_CONSEGNE DELL'ESERCIZIO_.
1 – Rispondi alle seguenti domande sul testo sull'allocco.
(a) Dove si nasconde l'allocco, secondo la frase sotto il titolo?
(b) A che cosa deve l'allocco il suo udito finissimo?
(c) In che modo l'allocco piomba sulla preda?
2 – Riprendi il testo sull'allocco e proseguilo a partire dalla sua ultima frase.
=== BRANO FORNITO ===
L’allocco, il rapace che riposa di giorno

Nascosto nella cavità di un albero, l’allocco si confonde benissimo con l’ambiente circostante, diventando quasi invisibile

L’allocco (Strix aluco), ritratto in queste belle immagini di Jacopo Rigotti, è un rapace notturno che si caratterizza per la testa tondeggiante e due grandi occhi neri, anche questi tondi. Grazie alla posizione asimmetrica delle orecchie, è dotato di un udito finissimo che gli permette, nell’oscurità, di percepire il minimo rumore di una possibile preda (soprattutto mammiferi di piccole e medie dimensioni, come scoiattoli, donnole, topi, ma non disdegna anche uccelli e invertebrati). Quando intercetta una preda gli piomba addosso all’improvviso, con un volo silenzioso che non lascia scampo.
=== ESTRATTI DELLE RIGHE ===
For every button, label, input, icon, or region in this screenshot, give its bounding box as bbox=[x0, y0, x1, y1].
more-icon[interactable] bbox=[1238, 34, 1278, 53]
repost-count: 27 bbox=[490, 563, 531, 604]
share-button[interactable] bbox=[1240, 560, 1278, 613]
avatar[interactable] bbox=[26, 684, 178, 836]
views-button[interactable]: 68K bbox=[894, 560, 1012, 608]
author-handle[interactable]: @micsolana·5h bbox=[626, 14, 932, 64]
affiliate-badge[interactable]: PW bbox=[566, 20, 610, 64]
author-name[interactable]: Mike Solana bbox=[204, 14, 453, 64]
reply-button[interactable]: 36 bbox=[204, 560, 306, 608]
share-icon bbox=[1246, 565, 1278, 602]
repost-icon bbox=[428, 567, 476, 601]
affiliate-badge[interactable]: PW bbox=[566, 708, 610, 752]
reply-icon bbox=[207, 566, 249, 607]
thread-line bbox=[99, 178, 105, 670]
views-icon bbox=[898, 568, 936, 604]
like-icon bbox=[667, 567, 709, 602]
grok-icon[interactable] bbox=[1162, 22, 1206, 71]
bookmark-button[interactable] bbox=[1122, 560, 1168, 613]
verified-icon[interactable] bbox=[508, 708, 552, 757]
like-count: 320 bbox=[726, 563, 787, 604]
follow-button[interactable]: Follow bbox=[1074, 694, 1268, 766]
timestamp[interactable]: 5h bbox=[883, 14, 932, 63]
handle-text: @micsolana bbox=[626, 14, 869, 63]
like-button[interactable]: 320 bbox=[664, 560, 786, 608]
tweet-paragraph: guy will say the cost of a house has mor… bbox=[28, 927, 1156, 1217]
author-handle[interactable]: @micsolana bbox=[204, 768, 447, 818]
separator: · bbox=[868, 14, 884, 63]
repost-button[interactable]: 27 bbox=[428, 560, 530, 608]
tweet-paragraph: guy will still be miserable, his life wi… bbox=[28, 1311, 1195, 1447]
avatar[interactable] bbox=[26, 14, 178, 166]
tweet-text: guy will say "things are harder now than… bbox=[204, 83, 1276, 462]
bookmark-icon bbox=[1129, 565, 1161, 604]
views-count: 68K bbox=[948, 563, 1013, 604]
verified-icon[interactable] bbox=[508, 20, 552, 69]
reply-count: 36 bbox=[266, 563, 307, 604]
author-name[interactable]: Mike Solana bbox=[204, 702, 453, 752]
===
_SOLUZIONI DELLE CONSEGNE_.
1 –
(a) Nella cavità di un albero.
(b) Alla posizione asimmetrica delle orecchie.
(c) All'improvviso, con un volo silenzioso che non lascia scampo.

2 –
In questa immagine un allocco (foto Jacopo Rigotti)
Allocco con una preda catturata di notte (foto Jacopo Rigotti)

Il piumaggio, che può variare dal grigio al bruno rossiccio, permette a questo affascinante rapace, appartenente alla famiglia degli Strigidi, di confondersi con l’ambiente circostante: di giorno trascorre il tempo nascosto in un dormitorio, sfruttando la cavità di un albero maturo (soprattutto faggi e castagni), ma può trovare rifugio anche in piccoli anfratti della roccia o in edifici abbandonati. Utilizza le cavità degli alberi anche per nidificare (normalmente a partire da febbraio) e una volta che il maschio trova la compagna trascorre con lei tutta la vita.